Goal of the exercise: Without the pictures, reproduce the records that follow exactly.

[Start of Stored rows]

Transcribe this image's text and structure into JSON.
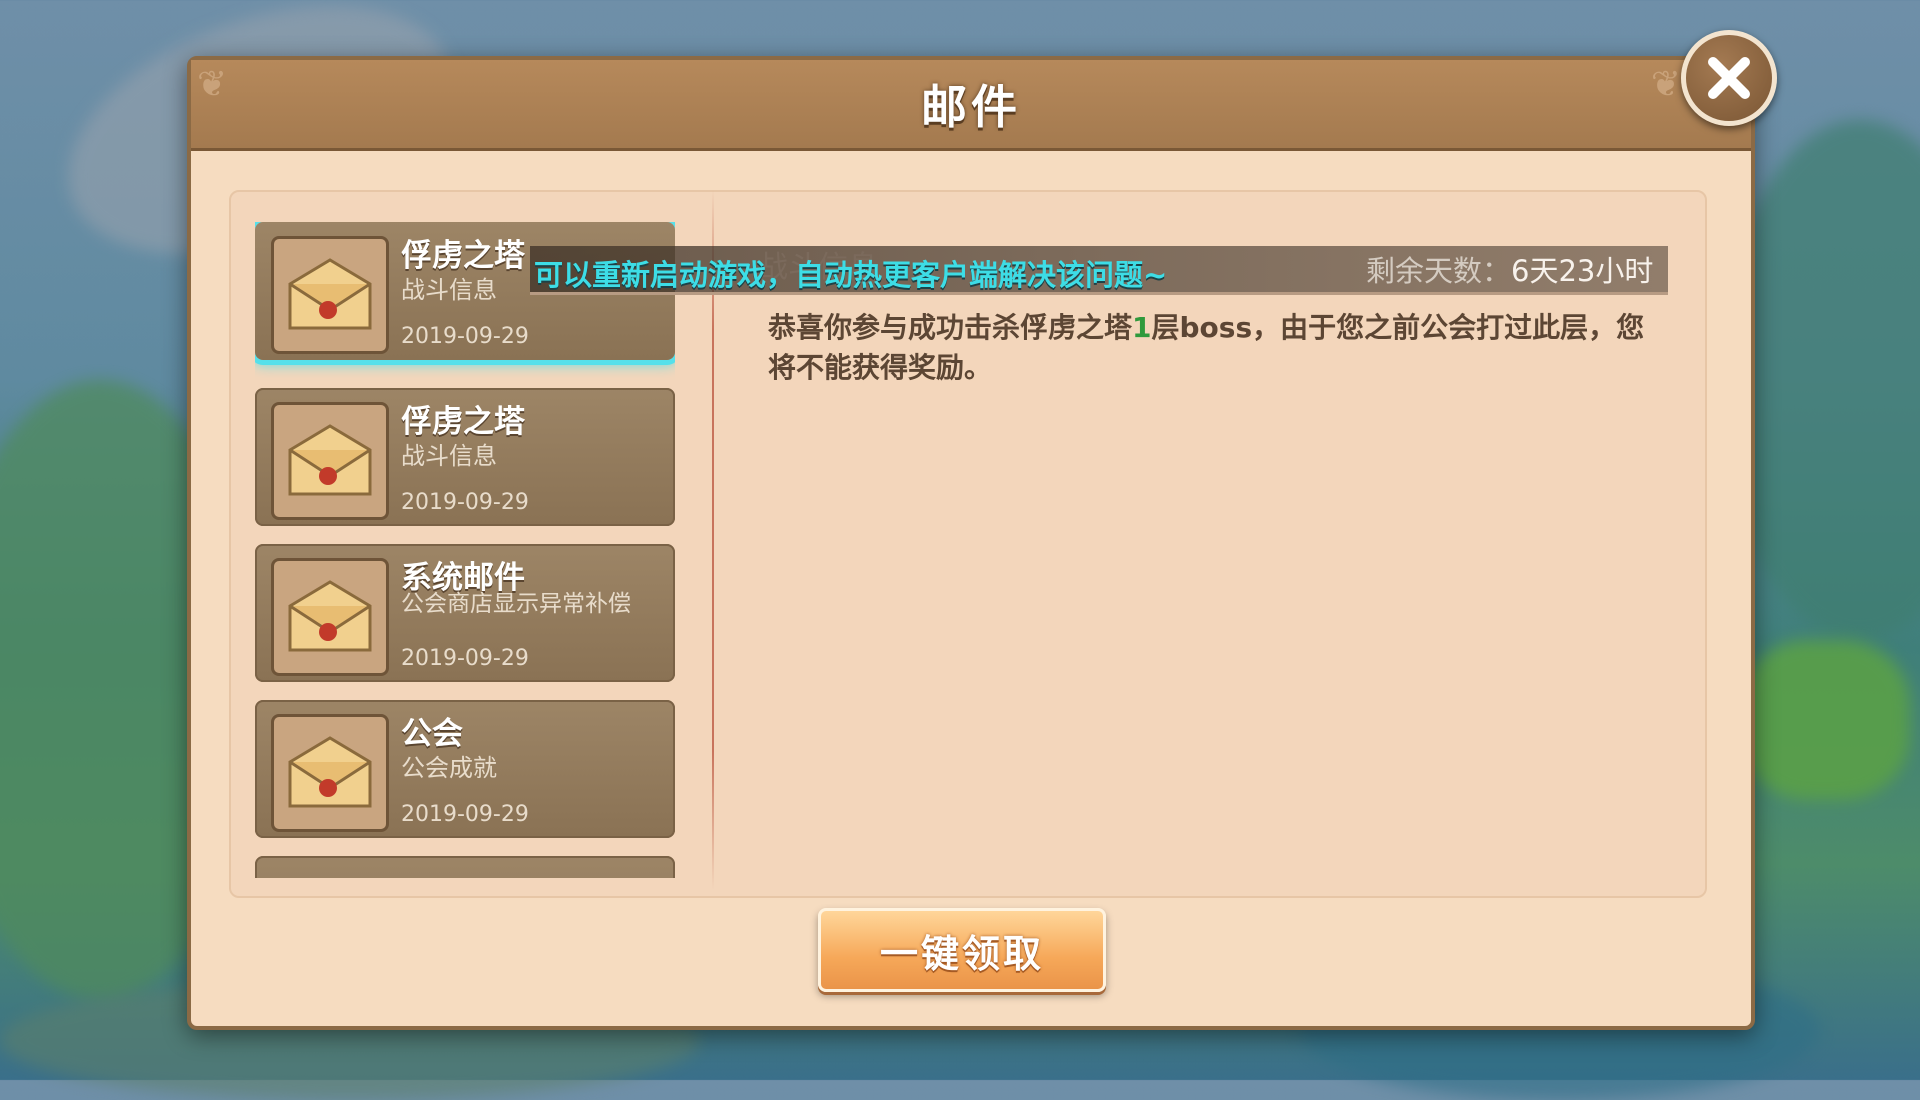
{
  "window": {
    "title": "邮件",
    "close_icon": "close-icon"
  },
  "mail_list": [
    {
      "title": "俘虏之塔",
      "subtitle": "战斗信息",
      "date": "2019-09-29",
      "selected": true
    },
    {
      "title": "俘虏之塔",
      "subtitle": "战斗信息",
      "date": "2019-09-29",
      "selected": false
    },
    {
      "title": "系统邮件",
      "subtitle": "公会商店显示异常补偿",
      "date": "2019-09-29",
      "selected": false
    },
    {
      "title": "公会",
      "subtitle": "公会成就",
      "date": "2019-09-29",
      "selected": false
    }
  ],
  "detail": {
    "sender": "战斗信息",
    "notice": "可以重新启动游戏，自动热更客户端解决该问题~",
    "remaining_label": "剩余天数：",
    "remaining_value": "6天23小时",
    "body_prefix": "恭喜你参与成功击杀俘虏之塔",
    "body_highlight": "1",
    "body_suffix": "层boss，由于您之前公会打过此层，您将不能获得奖励。"
  },
  "actions": {
    "claim_all": "一键领取"
  },
  "colors": {
    "accent_cyan": "#56e0ea",
    "header_brown": "#a47a4f",
    "panel_bg": "#f6dcc0",
    "highlight_green": "#2f9a3c"
  }
}
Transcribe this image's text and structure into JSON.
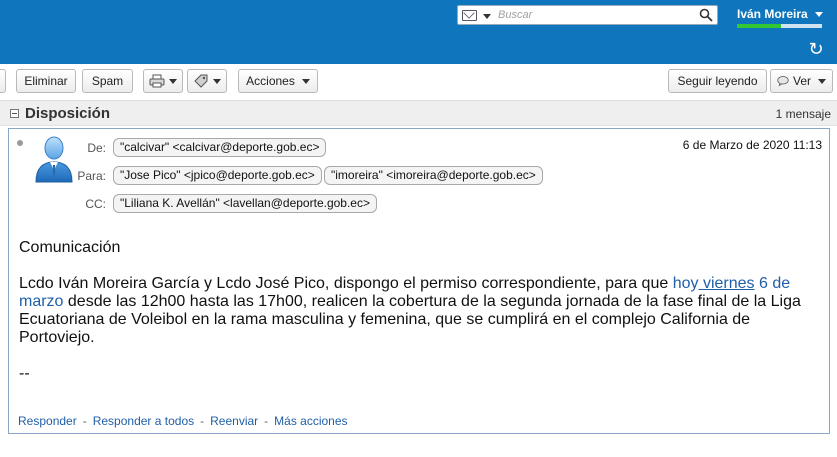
{
  "header": {
    "search_placeholder": "Buscar",
    "user_name": "Iván Moreira",
    "quota_fraction": 0.52,
    "colors": {
      "bar": "#0f75bc",
      "quota": "#32c832"
    }
  },
  "toolbar": {
    "delete_label": "Eliminar",
    "spam_label": "Spam",
    "actions_label": "Acciones",
    "continue_label": "Seguir leyendo",
    "view_label": "Ver"
  },
  "conversation": {
    "title": "Disposición",
    "count": "1 mensaje"
  },
  "message": {
    "from_label": "De:",
    "to_label": "Para:",
    "cc_label": "CC:",
    "from": "\"calcivar\" <calcivar@deporte.gob.ec>",
    "to": [
      "\"Jose Pico\" <jpico@deporte.gob.ec>",
      "\"imoreira\" <imoreira@deporte.gob.ec>"
    ],
    "cc": "\"Liliana K. Avellán\" <lavellan@deporte.gob.ec>",
    "date": "6 de Marzo de 2020 11:13",
    "body": {
      "greeting": "Comunicación",
      "p_start": "Lcdo Iván Moreira García y  Lcdo José Pico, dispongo el permiso correspondiente, para que ",
      "link_hoy": "hoy",
      "link_viernes": " viernes",
      "link_date": "6 de marzo",
      "p_end": " desde las 12h00 hasta las 17h00,  realicen  la cobertura de la segunda jornada de la fase final de la Liga Ecuatoriana de Voleibol en la rama masculina y femenina, que se cumplirá en el complejo California de Portoviejo.",
      "signature": "--"
    },
    "actions": {
      "reply": "Responder",
      "reply_all": "Responder a todos",
      "forward": "Reenviar",
      "more": "Más acciones",
      "separator": "-"
    }
  }
}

[End of Stored rows]

Exercise output:
Transcribe this image's text and structure into JSON.
{
  "window": {
    "title": "邮件",
    "close_icon": "close-icon"
  },
  "mail_list": [
    {
      "title": "俘虏之塔",
      "subtitle": "战斗信息",
      "date": "2019-09-29",
      "selected": true
    },
    {
      "title": "俘虏之塔",
      "subtitle": "战斗信息",
      "date": "2019-09-29",
      "selected": false
    },
    {
      "title": "系统邮件",
      "subtitle": "公会商店显示异常补偿",
      "date": "2019-09-29",
      "selected": false
    },
    {
      "title": "公会",
      "subtitle": "公会成就",
      "date": "2019-09-29",
      "selected": false
    }
  ],
  "detail": {
    "sender": "战斗信息",
    "notice": "可以重新启动游戏，自动热更客户端解决该问题~",
    "remaining_label": "剩余天数：",
    "remaining_value": "6天23小时",
    "body_prefix": "恭喜你参与成功击杀俘虏之塔",
    "body_highlight": "1",
    "body_suffix": "层boss，由于您之前公会打过此层，您将不能获得奖励。"
  },
  "actions": {
    "claim_all": "一键领取"
  },
  "colors": {
    "accent_cyan": "#56e0ea",
    "header_brown": "#a47a4f",
    "panel_bg": "#f6dcc0",
    "highlight_green": "#2f9a3c"
  }
}
Transcribe this image's text and structure into JSON.
{
  "header": {
    "search_placeholder": "Buscar",
    "user_name": "Iván Moreira",
    "quota_fraction": 0.52,
    "colors": {
      "bar": "#0f75bc",
      "quota": "#32c832"
    }
  },
  "toolbar": {
    "delete_label": "Eliminar",
    "spam_label": "Spam",
    "actions_label": "Acciones",
    "continue_label": "Seguir leyendo",
    "view_label": "Ver"
  },
  "conversation": {
    "title": "Disposición",
    "count": "1 mensaje"
  },
  "message": {
    "from_label": "De:",
    "to_label": "Para:",
    "cc_label": "CC:",
    "from": "\"calcivar\" <calcivar@deporte.gob.ec>",
    "to": [
      "\"Jose Pico\" <jpico@deporte.gob.ec>",
      "\"imoreira\" <imoreira@deporte.gob.ec>"
    ],
    "cc": "\"Liliana K. Avellán\" <lavellan@deporte.gob.ec>",
    "date": "6 de Marzo de 2020 11:13",
    "body": {
      "greeting": "Comunicación",
      "p_start": "Lcdo Iván Moreira García y  Lcdo José Pico, dispongo el permiso correspondiente, para que ",
      "link_hoy": "hoy",
      "link_viernes": " viernes",
      "link_date": "6 de marzo",
      "p_end": " desde las 12h00 hasta las 17h00,  realicen  la cobertura de la segunda jornada de la fase final de la Liga Ecuatoriana de Voleibol en la rama masculina y femenina, que se cumplirá en el complejo California de Portoviejo.",
      "signature": "--"
    },
    "actions": {
      "reply": "Responder",
      "reply_all": "Responder a todos",
      "forward": "Reenviar",
      "more": "Más acciones",
      "separator": "-"
    }
  }
}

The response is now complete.